# start of RAW DATA

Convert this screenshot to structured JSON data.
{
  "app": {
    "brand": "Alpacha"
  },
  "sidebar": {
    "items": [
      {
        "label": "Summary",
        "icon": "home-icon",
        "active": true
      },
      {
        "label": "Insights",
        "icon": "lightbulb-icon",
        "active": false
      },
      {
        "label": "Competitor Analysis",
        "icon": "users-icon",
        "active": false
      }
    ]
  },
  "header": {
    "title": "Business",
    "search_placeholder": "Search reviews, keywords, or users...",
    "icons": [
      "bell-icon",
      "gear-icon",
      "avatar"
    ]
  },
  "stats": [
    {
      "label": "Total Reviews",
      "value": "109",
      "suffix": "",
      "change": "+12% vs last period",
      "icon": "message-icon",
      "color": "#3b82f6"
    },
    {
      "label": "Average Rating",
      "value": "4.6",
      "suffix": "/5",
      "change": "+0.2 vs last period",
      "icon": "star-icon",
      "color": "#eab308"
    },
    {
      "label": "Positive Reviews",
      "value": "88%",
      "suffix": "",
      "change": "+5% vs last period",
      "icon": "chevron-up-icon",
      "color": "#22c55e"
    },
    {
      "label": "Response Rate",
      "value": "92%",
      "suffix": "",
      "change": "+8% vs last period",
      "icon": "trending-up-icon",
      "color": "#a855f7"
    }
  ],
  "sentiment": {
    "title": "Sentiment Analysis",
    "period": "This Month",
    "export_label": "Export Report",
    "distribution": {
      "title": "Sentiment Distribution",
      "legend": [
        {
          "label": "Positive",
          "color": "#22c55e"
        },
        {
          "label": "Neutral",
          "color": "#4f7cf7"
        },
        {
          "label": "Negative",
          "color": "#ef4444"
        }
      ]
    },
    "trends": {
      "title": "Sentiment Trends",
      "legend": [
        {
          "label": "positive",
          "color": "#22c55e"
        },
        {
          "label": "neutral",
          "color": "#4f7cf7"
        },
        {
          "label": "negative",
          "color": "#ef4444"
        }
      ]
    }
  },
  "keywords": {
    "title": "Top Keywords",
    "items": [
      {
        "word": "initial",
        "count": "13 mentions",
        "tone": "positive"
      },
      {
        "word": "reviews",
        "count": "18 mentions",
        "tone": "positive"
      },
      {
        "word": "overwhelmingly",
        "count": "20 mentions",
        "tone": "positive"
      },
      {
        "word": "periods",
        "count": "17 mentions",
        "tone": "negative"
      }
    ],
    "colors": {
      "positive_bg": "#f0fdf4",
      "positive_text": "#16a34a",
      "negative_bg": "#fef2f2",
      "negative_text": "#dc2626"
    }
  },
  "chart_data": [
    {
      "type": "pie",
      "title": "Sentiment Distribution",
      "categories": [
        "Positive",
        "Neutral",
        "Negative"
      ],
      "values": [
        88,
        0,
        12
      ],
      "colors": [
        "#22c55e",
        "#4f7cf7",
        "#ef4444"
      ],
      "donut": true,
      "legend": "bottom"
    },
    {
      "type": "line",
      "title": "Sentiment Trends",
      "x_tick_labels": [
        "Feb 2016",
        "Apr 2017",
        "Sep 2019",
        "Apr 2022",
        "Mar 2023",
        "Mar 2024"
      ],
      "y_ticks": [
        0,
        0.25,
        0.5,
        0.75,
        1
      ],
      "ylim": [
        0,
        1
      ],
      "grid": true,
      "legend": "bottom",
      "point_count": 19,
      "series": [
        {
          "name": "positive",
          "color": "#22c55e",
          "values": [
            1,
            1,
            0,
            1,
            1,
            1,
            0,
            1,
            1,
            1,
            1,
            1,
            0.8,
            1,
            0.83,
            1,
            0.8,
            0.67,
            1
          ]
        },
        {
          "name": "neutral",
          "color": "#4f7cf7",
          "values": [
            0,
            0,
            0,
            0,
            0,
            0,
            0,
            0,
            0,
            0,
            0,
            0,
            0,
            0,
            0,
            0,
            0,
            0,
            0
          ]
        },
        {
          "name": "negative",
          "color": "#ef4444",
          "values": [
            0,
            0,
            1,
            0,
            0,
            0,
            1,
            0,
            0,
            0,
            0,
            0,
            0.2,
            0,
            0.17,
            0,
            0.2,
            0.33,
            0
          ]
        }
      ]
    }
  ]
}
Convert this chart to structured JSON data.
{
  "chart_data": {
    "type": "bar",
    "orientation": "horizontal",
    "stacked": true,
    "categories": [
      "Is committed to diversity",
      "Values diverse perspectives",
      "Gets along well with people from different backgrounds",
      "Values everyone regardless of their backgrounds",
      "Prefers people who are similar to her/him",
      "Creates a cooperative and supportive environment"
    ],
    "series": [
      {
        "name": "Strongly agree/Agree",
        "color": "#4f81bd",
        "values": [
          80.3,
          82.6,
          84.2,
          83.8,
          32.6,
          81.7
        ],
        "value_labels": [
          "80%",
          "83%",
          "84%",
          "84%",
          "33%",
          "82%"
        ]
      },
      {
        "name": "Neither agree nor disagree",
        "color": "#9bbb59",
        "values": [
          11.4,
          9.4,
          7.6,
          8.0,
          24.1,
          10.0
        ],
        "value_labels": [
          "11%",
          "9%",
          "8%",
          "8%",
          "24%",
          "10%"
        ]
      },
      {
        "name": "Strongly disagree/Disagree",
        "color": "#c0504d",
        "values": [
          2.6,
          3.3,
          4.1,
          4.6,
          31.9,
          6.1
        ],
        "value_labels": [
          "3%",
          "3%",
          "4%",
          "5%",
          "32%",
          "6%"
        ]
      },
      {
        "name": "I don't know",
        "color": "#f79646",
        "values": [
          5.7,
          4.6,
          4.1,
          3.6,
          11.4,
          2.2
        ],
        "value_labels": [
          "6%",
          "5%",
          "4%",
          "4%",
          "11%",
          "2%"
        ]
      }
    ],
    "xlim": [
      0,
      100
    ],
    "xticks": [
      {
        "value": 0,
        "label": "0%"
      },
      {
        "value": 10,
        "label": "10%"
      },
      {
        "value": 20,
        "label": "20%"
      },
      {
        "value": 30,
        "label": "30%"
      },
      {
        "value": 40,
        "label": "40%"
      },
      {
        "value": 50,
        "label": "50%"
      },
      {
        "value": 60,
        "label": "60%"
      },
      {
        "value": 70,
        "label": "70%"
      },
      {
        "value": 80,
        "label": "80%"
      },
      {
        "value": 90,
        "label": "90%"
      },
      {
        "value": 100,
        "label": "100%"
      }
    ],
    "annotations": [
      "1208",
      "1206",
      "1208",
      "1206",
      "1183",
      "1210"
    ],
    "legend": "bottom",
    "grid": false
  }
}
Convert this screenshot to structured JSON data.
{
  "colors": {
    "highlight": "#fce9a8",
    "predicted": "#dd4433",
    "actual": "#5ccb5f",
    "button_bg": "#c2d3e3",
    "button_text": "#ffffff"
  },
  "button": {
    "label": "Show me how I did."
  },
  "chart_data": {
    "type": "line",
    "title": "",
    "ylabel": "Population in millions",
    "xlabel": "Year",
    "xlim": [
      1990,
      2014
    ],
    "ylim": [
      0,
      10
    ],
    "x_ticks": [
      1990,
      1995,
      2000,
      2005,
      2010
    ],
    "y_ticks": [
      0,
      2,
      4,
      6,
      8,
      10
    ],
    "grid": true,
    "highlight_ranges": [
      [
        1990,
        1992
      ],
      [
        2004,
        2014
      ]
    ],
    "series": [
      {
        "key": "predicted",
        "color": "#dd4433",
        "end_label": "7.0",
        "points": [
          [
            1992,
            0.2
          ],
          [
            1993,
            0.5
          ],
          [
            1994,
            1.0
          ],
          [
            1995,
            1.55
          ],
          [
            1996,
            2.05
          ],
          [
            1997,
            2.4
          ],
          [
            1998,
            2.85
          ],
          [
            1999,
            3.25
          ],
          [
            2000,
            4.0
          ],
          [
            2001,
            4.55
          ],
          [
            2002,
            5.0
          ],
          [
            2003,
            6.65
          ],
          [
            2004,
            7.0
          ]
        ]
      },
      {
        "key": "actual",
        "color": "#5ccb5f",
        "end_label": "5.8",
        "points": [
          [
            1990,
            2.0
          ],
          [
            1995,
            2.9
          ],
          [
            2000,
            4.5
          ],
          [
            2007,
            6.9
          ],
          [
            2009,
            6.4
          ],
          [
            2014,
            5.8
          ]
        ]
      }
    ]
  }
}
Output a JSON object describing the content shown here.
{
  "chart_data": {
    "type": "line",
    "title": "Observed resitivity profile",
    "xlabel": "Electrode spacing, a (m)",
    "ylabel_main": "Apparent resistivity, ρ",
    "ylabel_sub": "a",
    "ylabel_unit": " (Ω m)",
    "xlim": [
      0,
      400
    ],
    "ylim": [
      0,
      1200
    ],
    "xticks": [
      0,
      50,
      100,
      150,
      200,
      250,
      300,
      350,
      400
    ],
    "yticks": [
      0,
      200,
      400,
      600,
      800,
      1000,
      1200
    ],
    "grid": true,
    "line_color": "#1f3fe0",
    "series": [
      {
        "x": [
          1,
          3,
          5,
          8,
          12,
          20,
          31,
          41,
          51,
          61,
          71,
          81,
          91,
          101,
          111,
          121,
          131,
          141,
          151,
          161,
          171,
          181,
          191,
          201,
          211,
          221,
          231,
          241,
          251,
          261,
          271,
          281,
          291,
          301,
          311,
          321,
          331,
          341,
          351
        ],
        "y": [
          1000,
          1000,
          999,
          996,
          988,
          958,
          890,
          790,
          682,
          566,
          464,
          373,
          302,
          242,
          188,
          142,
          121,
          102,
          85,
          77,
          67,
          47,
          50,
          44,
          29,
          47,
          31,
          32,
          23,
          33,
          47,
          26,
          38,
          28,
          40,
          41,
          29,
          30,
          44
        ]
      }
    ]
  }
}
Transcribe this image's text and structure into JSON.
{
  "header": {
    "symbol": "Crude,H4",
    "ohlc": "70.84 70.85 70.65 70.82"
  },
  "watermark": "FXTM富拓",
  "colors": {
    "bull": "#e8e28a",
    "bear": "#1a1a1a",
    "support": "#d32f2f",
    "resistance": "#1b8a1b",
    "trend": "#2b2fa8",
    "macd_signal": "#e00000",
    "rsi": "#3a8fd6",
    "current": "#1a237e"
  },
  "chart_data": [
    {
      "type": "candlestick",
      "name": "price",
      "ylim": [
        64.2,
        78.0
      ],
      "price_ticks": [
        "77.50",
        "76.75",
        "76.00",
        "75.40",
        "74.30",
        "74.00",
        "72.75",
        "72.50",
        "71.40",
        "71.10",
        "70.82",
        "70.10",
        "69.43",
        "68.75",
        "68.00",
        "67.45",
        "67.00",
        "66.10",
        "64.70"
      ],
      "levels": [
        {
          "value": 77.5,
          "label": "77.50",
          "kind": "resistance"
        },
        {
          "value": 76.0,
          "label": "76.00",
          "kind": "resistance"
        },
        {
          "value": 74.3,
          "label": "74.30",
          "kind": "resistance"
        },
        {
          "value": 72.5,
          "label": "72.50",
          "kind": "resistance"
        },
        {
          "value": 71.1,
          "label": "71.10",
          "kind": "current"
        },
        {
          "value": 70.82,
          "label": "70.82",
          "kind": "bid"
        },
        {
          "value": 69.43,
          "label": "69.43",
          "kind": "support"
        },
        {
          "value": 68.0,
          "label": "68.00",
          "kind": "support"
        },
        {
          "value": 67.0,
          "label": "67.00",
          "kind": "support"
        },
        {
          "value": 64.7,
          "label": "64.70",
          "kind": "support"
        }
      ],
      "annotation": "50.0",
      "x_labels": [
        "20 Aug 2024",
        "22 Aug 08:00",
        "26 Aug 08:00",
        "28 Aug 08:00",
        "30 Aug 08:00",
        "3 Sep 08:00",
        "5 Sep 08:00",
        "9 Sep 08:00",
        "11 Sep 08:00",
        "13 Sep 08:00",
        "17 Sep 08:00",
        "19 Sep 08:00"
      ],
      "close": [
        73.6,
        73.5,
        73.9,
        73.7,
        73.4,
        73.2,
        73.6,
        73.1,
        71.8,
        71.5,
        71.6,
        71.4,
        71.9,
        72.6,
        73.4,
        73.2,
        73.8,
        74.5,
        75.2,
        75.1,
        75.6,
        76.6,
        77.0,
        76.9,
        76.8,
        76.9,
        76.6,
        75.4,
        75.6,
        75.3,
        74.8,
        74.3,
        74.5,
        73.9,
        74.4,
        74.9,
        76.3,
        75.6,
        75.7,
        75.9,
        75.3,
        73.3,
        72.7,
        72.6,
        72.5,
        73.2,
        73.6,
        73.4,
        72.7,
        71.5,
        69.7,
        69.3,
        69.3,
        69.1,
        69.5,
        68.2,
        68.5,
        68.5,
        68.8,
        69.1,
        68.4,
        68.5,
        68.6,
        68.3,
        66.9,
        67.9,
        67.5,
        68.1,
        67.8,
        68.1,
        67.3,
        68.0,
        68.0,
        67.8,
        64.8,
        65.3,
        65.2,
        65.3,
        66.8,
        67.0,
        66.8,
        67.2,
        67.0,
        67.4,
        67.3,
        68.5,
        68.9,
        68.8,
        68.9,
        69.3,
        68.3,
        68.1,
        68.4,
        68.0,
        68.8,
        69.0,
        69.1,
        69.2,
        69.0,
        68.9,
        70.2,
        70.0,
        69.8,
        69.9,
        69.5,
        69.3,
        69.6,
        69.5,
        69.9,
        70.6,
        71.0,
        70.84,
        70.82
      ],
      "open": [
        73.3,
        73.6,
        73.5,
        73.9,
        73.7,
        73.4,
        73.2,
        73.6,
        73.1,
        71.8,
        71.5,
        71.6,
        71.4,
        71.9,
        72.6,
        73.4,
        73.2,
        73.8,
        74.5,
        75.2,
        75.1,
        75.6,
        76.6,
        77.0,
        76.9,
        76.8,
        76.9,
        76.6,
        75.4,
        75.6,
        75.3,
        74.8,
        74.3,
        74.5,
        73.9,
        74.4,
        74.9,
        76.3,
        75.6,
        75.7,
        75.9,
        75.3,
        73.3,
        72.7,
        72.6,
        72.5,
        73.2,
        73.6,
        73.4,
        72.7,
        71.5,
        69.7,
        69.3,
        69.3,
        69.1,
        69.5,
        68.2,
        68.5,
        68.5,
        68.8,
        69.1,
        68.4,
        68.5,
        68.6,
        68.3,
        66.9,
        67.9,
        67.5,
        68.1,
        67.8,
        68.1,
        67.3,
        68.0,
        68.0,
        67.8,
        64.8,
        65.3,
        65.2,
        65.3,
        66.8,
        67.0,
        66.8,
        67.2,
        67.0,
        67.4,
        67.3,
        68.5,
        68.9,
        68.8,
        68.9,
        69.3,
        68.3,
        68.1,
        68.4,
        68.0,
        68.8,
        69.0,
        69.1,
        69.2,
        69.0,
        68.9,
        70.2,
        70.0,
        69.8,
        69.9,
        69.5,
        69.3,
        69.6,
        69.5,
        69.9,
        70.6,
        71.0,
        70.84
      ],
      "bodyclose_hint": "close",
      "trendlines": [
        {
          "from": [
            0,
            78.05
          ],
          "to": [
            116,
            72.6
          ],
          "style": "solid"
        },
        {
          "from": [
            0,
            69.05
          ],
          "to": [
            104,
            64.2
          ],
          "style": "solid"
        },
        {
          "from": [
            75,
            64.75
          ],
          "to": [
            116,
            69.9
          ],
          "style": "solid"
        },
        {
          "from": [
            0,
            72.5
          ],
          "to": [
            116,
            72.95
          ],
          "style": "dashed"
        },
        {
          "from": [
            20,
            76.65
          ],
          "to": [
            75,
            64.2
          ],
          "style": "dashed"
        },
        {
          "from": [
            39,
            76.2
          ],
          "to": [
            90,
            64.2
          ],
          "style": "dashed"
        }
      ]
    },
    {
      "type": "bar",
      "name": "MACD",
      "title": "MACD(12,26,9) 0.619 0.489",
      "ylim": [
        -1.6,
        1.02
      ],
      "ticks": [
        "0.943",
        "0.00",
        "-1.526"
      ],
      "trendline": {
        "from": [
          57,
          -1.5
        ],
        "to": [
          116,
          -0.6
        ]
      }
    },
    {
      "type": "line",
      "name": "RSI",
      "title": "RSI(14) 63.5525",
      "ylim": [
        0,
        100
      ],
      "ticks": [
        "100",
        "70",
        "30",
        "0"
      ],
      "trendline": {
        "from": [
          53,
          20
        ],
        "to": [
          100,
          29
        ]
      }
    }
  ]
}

# end of RAW DATA

## EXERCISE REQUIREMENTS
Please list every line of the records that contains "bottom".

## SOLVED PROBLEM
      "legend": "bottom"
      "legend": "bottom",
    "legend": "bottom",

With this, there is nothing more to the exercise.